- [TASK TO CARRY OUT]
Where a line in the listing contains the string "sacrifice", copy that line out.

- [DATA SUPPLIED]

+ + + + +

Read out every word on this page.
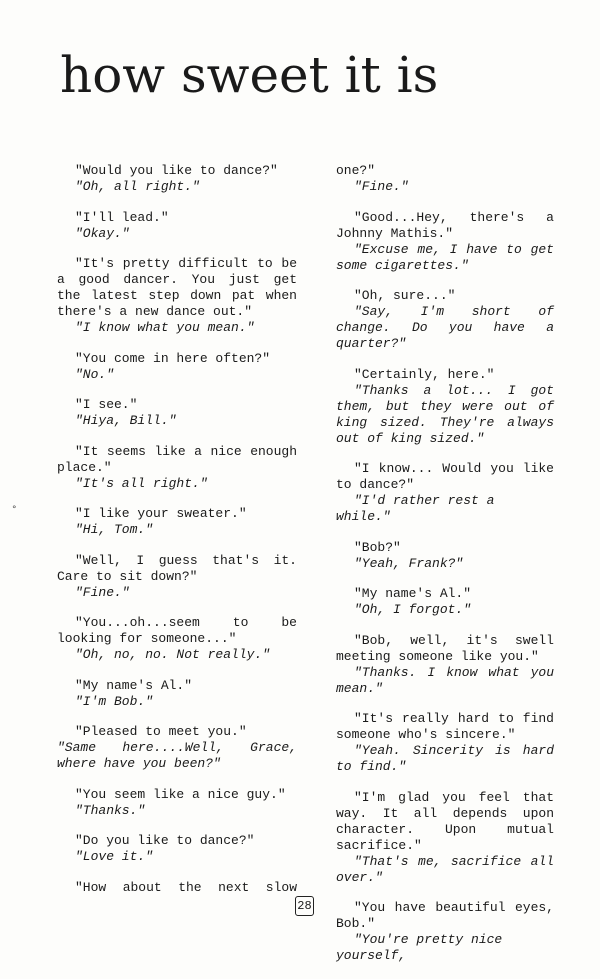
how sweet it is
"Would you like to dance?"
"Oh, all right."
"I'll lead."
"Okay."
"It's pretty difficult to be a good dancer. You just get the latest step down pat when there's a new dance out."
"I know what you mean."
"You come in here often?"
"No."
"I see."
"Hiya, Bill."
"It seems like a nice enough place."
"It's all right."
"I like your sweater."
"Hi, Tom."
"Well, I guess that's it. Care to sit down?"
"Fine."
"You...oh...seem to be looking for someone..."
"Oh, no, no. Not really."
"My name's Al."
"I'm Bob."
"Pleased to meet you."
"Same here....Well, Grace, where have you been?"
"You seem like a nice guy."
"Thanks."
"Do you like to dance?"
"Love it."
"How about the next slow
one?"
"Fine."
"Good...Hey, there's a Johnny Mathis."
"Excuse me, I have to get some cigarettes."
"Oh, sure..."
"Say, I'm short of change. Do you have a quarter?"
"Certainly, here."
"Thanks a lot... I got them, but they were out of king sized. They're always out of king sized."
"I know... Would you like to dance?"
"I'd rather rest a while."
"Bob?"
"Yeah, Frank?"
"My name's Al."
"Oh, I forgot."
"Bob, well, it's swell meeting someone like you."
"Thanks. I know what you mean."
"It's really hard to find someone who's sincere."
"Yeah. Sincerity is hard to find."
"I'm glad you feel that way. It all depends upon character. Upon mutual sacrifice."
"That's me, sacrifice all over."
"You have beautiful eyes, Bob."
"You're pretty nice yourself,
°
28
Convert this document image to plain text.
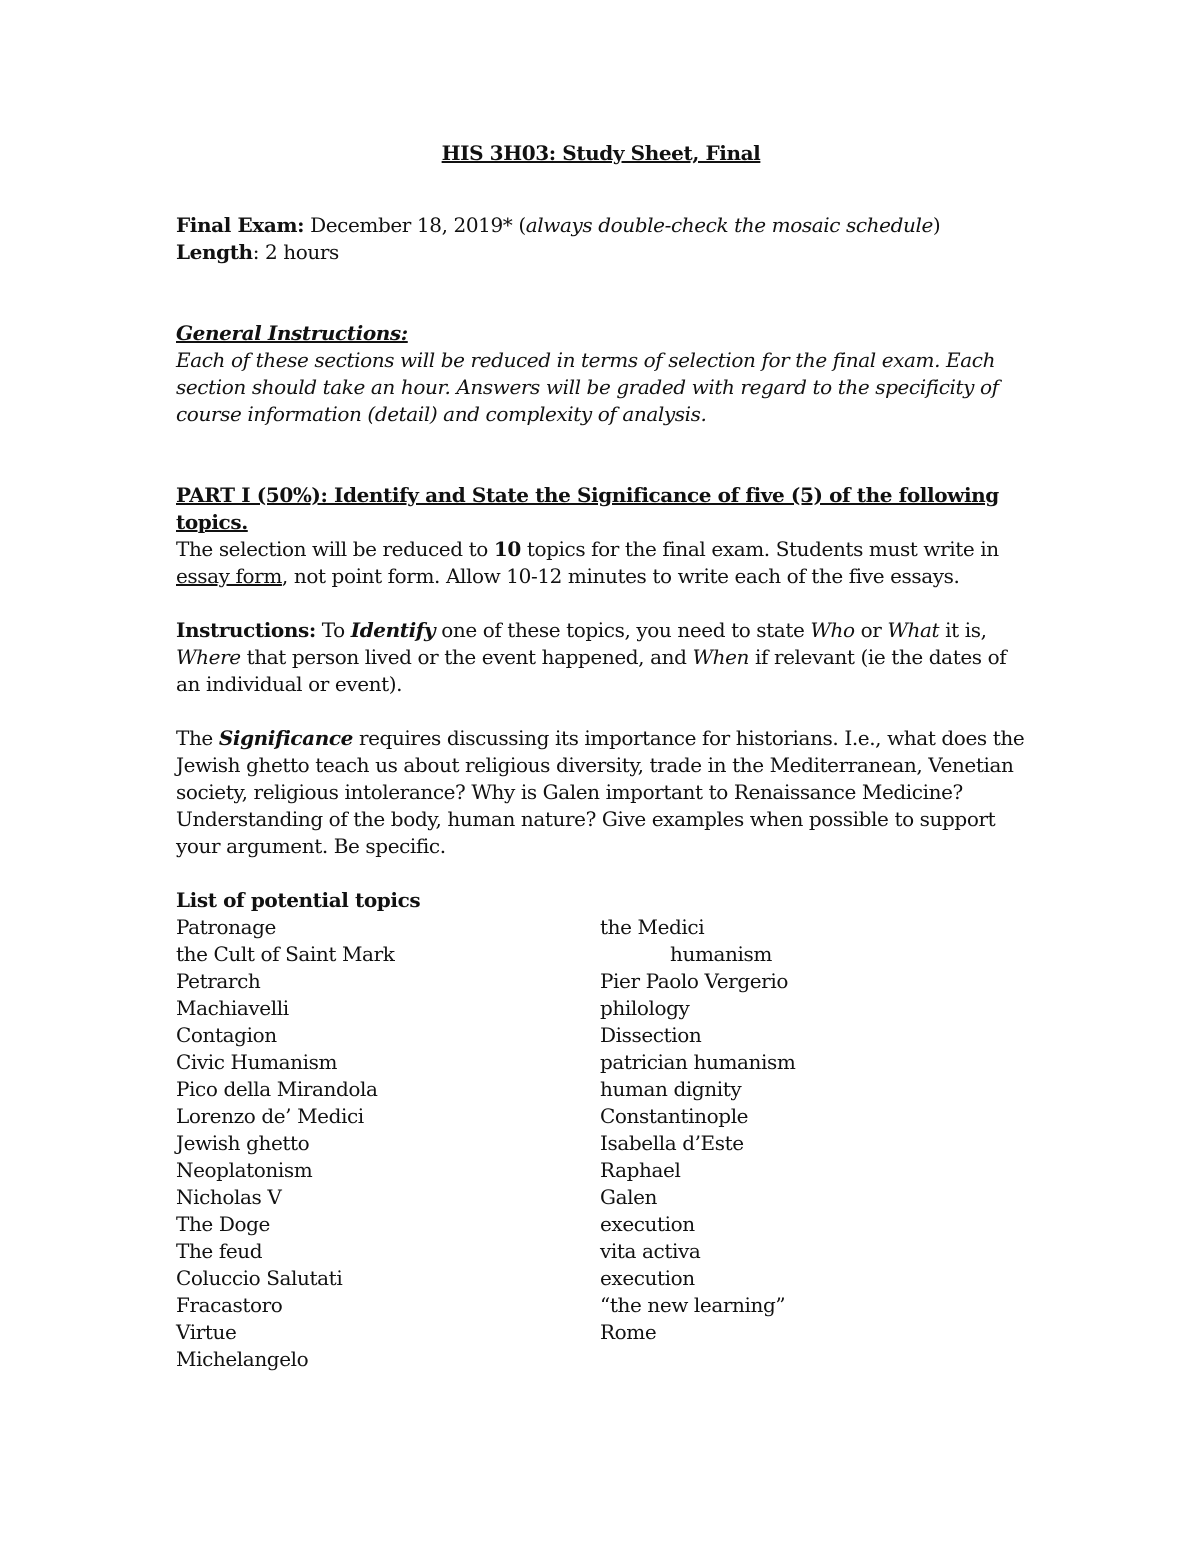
HIS 3H03: Study Sheet, Final

Final Exam: December 18, 2019* (always double-check the mosaic schedule)

Length: 2 hours

General Instructions:

Each of these sections will be reduced in terms of selection for the final exam. Each section should take an hour. Answers will be graded with regard to the specificity of course information (detail) and complexity of analysis.

PART I (50%): Identify and State the Significance of five (5) of the following topics.

The selection will be reduced to 10 topics for the final exam. Students must write in essay form, not point form. Allow 10-12 minutes to write each of the five essays.

Instructions: To Identify one of these topics, you need to state Who or What it is, Where that person lived or the event happened, and When if relevant (ie the dates of an individual or event).

The Significance requires discussing its importance for historians. I.e., what does the Jewish ghetto teach us about religious diversity, trade in the Mediterranean, Venetian society, religious intolerance? Why is Galen important to Renaissance Medicine? Understanding of the body, human nature? Give examples when possible to support your argument. Be specific.

List of potential topics

Patronage

the Cult of Saint Mark

Petrarch

Machiavelli

Contagion

Civic Humanism

Pico della Mirandola

Lorenzo de’ Medici

Jewish ghetto

Neoplatonism

Nicholas V

The Doge

The feud

Coluccio Salutati

Fracastoro

Virtue

Michelangelo

the Medici

humanism

Pier Paolo Vergerio

philology

Dissection

patrician humanism

human dignity

Constantinople

Isabella d’Este

Raphael

Galen

execution

vita activa

execution

“the new learning”

Rome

+ + + + +

- [TASK SOLUTION]
"I'm glad you feel that way. It all depends upon character. Upon mutual sacrifice."
"That's me, sacrifice all over."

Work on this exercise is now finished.